### Requirement
Only a number is expected: how many lines in the data below contain the word "text".

-- START Given data --

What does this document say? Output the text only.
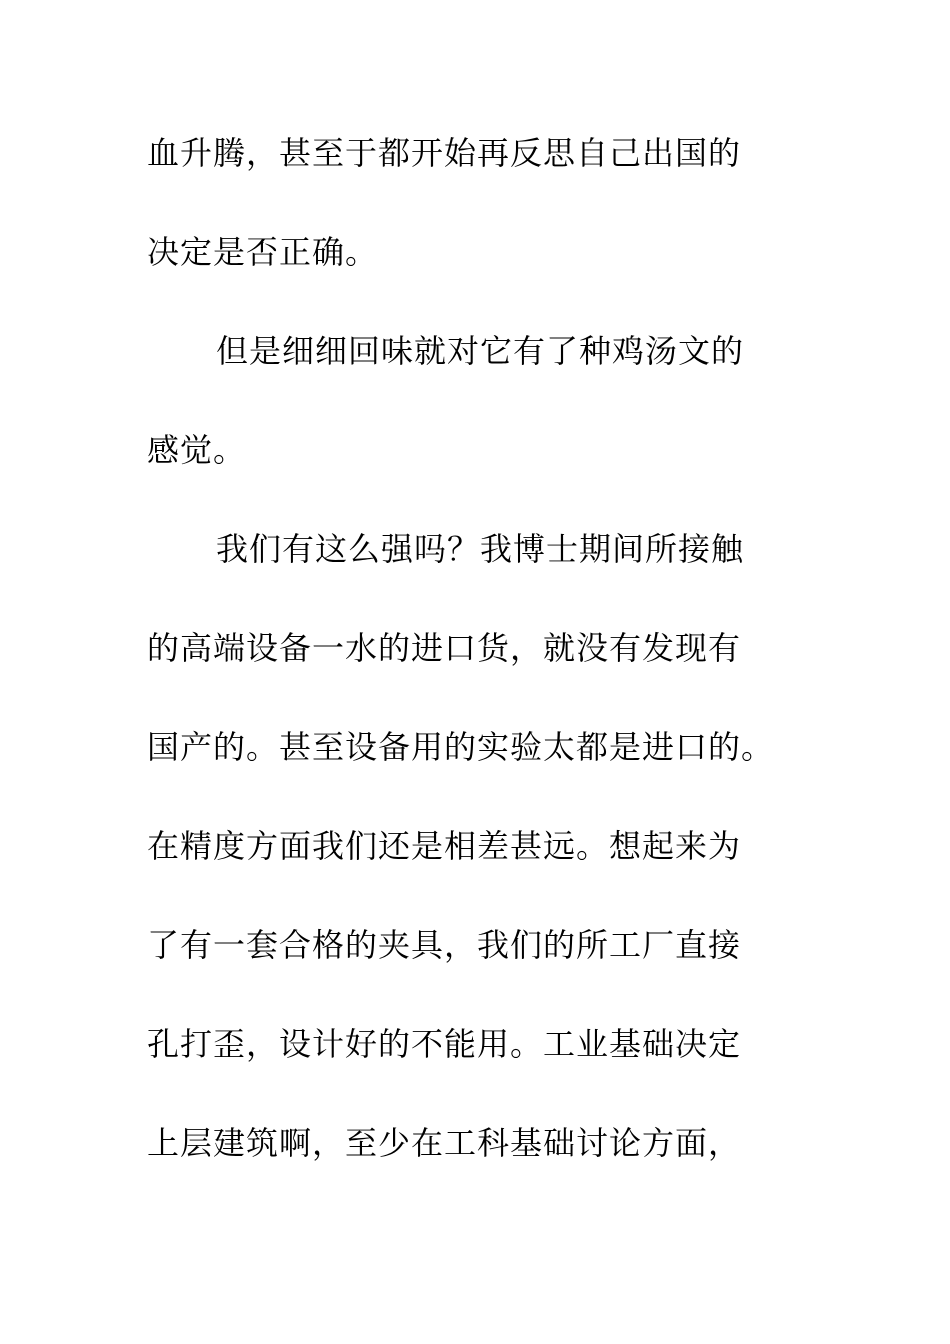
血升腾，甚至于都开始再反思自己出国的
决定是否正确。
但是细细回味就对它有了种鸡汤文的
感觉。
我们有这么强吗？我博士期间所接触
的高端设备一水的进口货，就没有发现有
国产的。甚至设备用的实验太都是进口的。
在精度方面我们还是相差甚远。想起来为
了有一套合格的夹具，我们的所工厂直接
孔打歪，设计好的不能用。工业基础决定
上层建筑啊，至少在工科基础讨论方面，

-- END Given data --
-- START Given data --

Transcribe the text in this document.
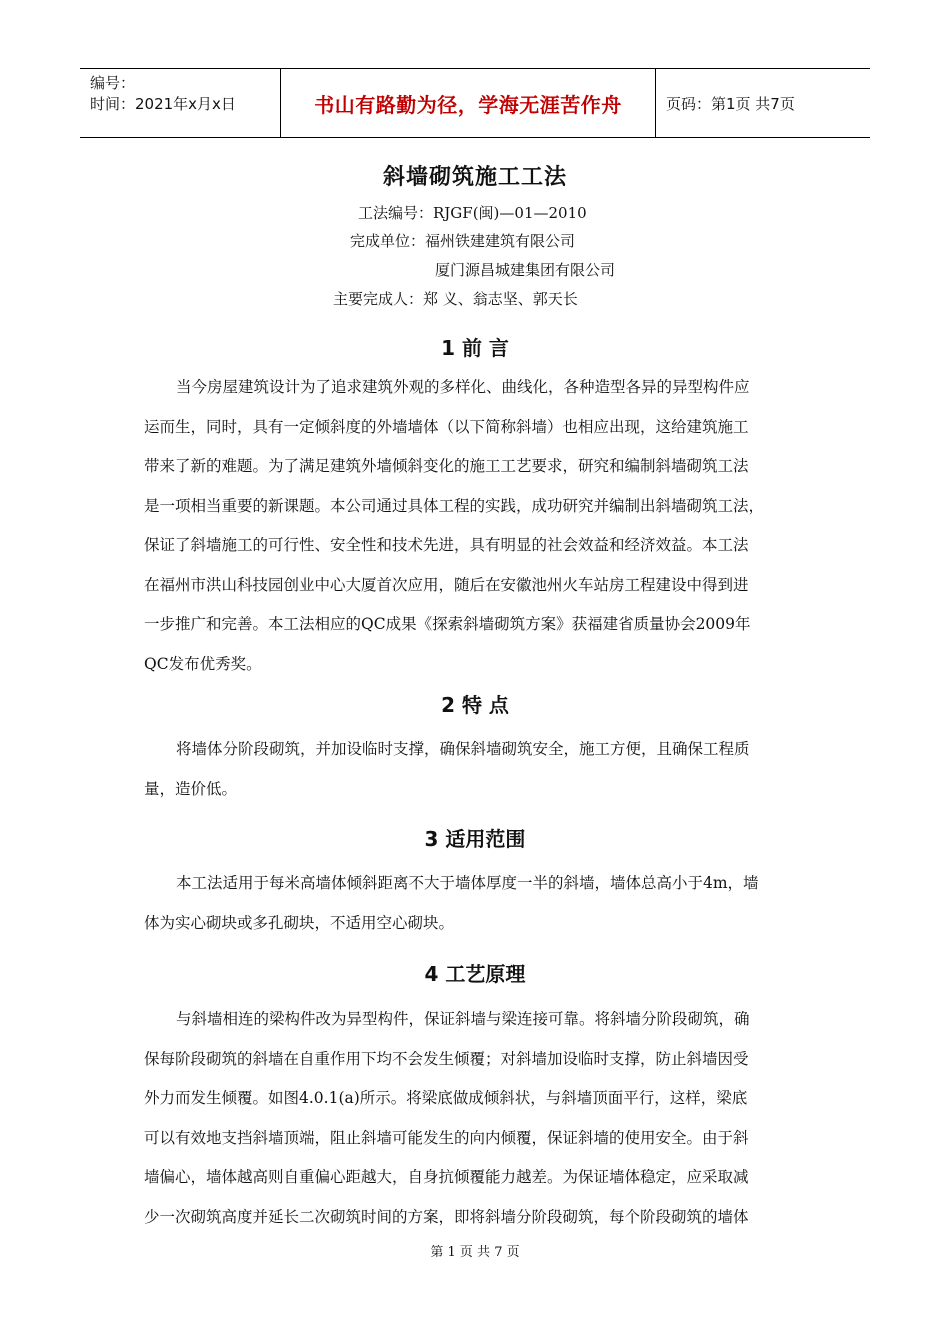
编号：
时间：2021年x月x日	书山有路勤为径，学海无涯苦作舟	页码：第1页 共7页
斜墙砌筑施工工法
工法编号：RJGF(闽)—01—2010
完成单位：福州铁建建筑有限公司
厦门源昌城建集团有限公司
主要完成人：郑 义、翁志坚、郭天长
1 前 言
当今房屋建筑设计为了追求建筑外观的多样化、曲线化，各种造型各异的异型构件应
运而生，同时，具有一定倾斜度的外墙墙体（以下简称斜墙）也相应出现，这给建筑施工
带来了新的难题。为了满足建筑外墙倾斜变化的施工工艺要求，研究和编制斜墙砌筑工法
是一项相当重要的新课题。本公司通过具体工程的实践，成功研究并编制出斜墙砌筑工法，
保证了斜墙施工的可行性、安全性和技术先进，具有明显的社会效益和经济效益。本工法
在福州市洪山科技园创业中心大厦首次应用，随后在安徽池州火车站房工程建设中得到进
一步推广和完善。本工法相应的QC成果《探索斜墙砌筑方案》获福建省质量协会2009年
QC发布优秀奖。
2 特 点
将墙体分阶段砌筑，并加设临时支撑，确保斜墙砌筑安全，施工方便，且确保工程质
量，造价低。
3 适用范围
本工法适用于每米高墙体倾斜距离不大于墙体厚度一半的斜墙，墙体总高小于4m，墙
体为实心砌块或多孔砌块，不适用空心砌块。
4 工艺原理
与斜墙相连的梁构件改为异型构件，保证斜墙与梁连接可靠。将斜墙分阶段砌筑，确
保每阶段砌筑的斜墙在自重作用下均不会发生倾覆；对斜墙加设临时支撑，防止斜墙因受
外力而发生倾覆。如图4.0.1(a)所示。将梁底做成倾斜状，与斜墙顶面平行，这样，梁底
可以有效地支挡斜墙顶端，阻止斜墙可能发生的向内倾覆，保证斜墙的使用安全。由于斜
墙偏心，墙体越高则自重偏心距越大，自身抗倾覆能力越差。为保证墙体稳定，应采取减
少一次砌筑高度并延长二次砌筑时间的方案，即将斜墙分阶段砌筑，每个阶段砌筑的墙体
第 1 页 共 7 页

-- END Given data --

### Solution to this exercise
2